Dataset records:
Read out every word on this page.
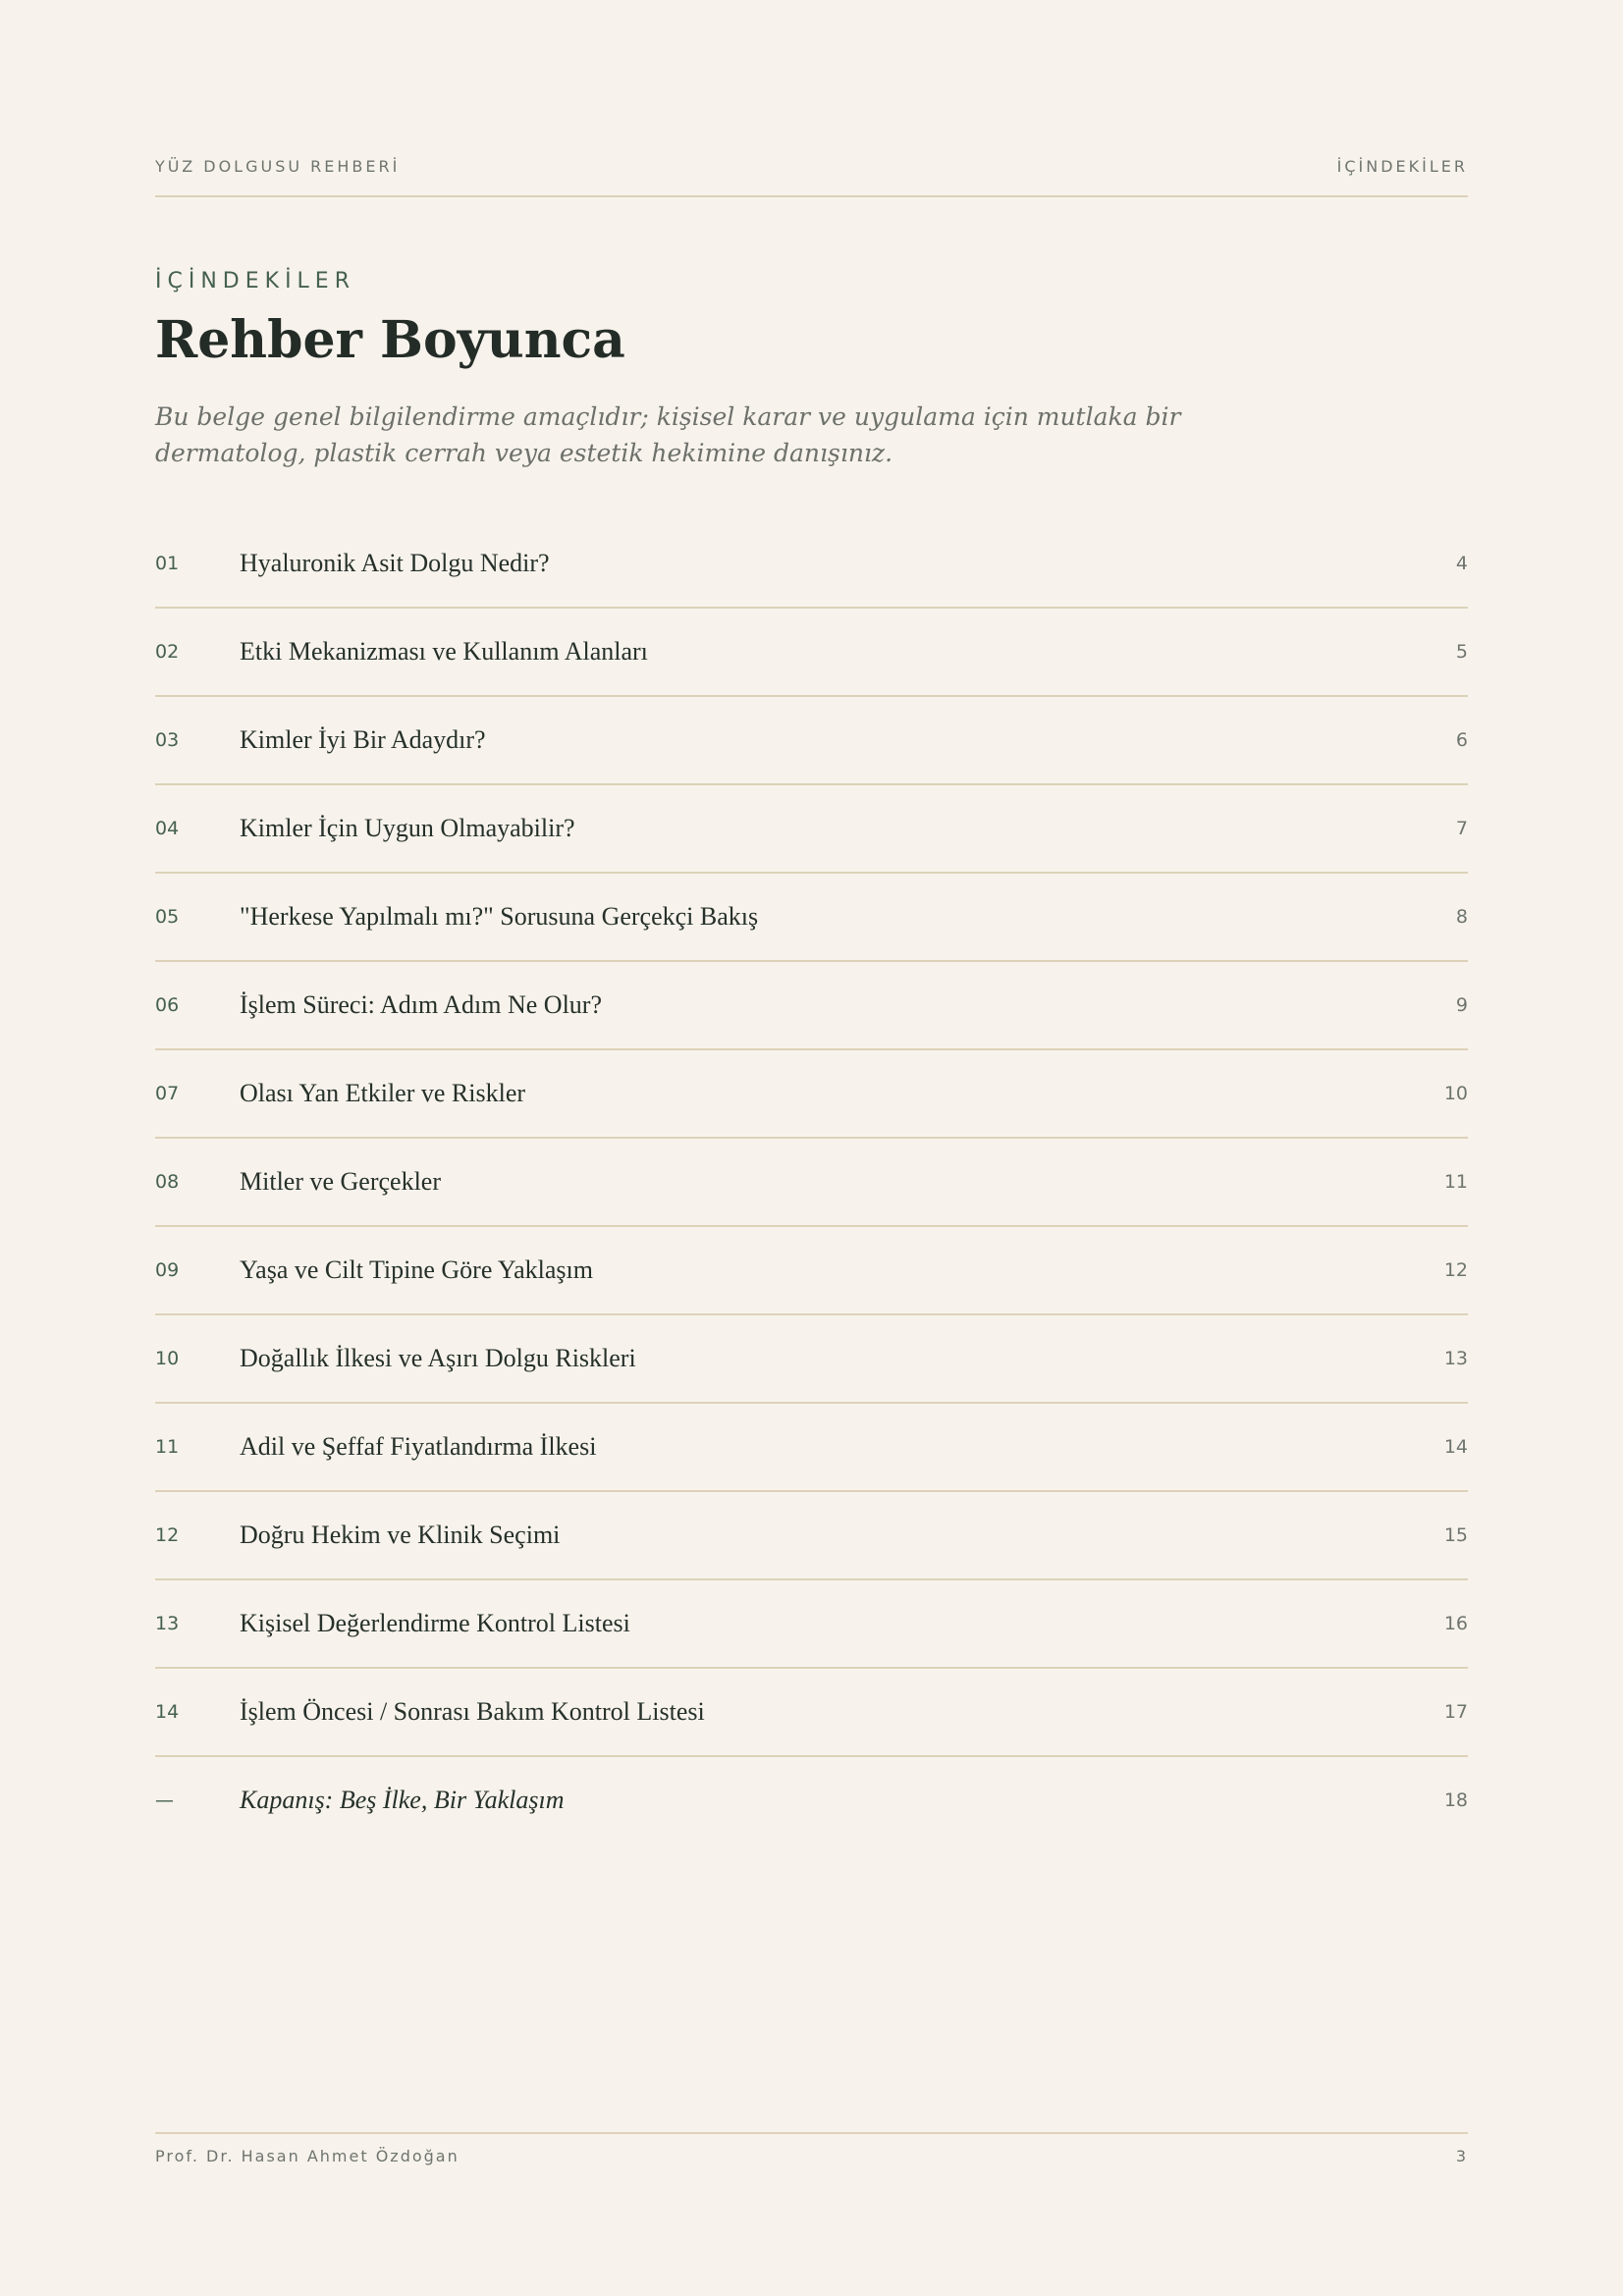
YÜZ DOLGUSU REHBERİ	İÇİNDEKİLER
İÇİNDEKİLER
Rehber Boyunca

Bu belge genel bilgilendirme amaçlıdır; kişisel karar ve uygulama için mutlaka bir dermatolog, plastik cerrah veya estetik hekimine danışınız.

01	Hyaluronik Asit Dolgu Nedir?	4
02	Etki Mekanizması ve Kullanım Alanları	5
03	Kimler İyi Bir Adaydır?	6
04	Kimler İçin Uygun Olmayabilir?	7
05	"Herkese Yapılmalı mı?" Sorusuna Gerçekçi Bakış	8
06	İşlem Süreci: Adım Adım Ne Olur?	9
07	Olası Yan Etkiler ve Riskler	10
08	Mitler ve Gerçekler	11
09	Yaşa ve Cilt Tipine Göre Yaklaşım	12
10	Doğallık İlkesi ve Aşırı Dolgu Riskleri	13
11	Adil ve Şeffaf Fiyatlandırma İlkesi	14
12	Doğru Hekim ve Klinik Seçimi	15
13	Kişisel Değerlendirme Kontrol Listesi	16
14	İşlem Öncesi / Sonrası Bakım Kontrol Listesi	17
—	Kapanış: Beş İlke, Bir Yaklaşım	18
Prof. Dr. Hasan Ahmet Özdoğan	3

STATED TASK ::
Take each line of the material that contains the word "İlkesi" and list it.

THE SOLUTION ::
10	Doğallık İlkesi ve Aşırı Dolgu Riskleri	13
11	Adil ve Şeffaf Fiyatlandırma İlkesi	14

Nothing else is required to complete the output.